─── Data for the task

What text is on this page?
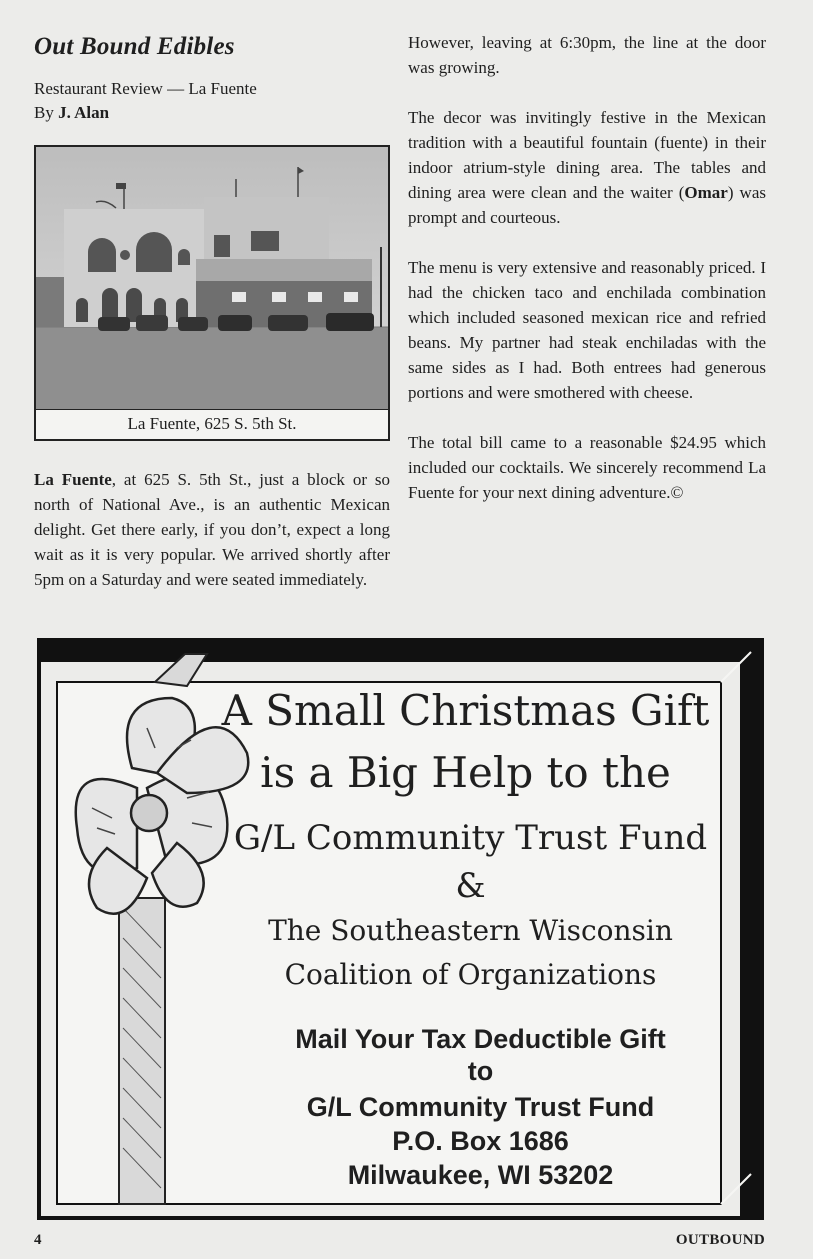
Out Bound Edibles
Restaurant Review — La Fuente
By J. Alan
La Fuente, 625 S. 5th St.

La Fuente, at 625 S. 5th St., just a block or so north of National Ave., is an authentic Mexican delight. Get there early, if you don’t, expect a long wait as it is very popular. We arrived shortly after 5pm on a Saturday and were seated immediately.

However, leaving at 6:30pm, the line at the door was growing.

The decor was invitingly festive in the Mexican tradition with a beautiful fountain (fuente) in their indoor atrium-style dining area. The tables and dining area were clean and the waiter (Omar) was prompt and courteous.

The menu is very extensive and reasonably priced. I had the chicken taco and enchilada combination which included seasoned mexican rice and refried beans. My partner had steak enchiladas with the same sides as I had. Both entrees had generous portions and were smothered with cheese.

The total bill came to a reasonable $24.95 which included our cocktails. We sincerely recommend La Fuente for your next dining adventure.©

A Small Christmas Gift
is a Big Help to the
G/L Community Trust Fund
&
The Southeastern Wisconsin
Coalition of Organizations
Mail Your Tax Deductible Gift
to
G/L Community Trust Fund
P.O. Box 1686
Milwaukee, WI 53202
4	OUTBOUND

──────

Identify all lines in the records above with the word "which".

The menu is very extensive and reasonably priced. I had the chicken taco and enchilada combination which included seasoned mexican rice and refried beans. My partner had steak enchiladas with the same sides as I had. Both entrees had generous portions and were smothered with cheese.
The total bill came to a reasonable $24.95 which included our cocktails. We sincerely recommend La Fuente for your next dining adventure.©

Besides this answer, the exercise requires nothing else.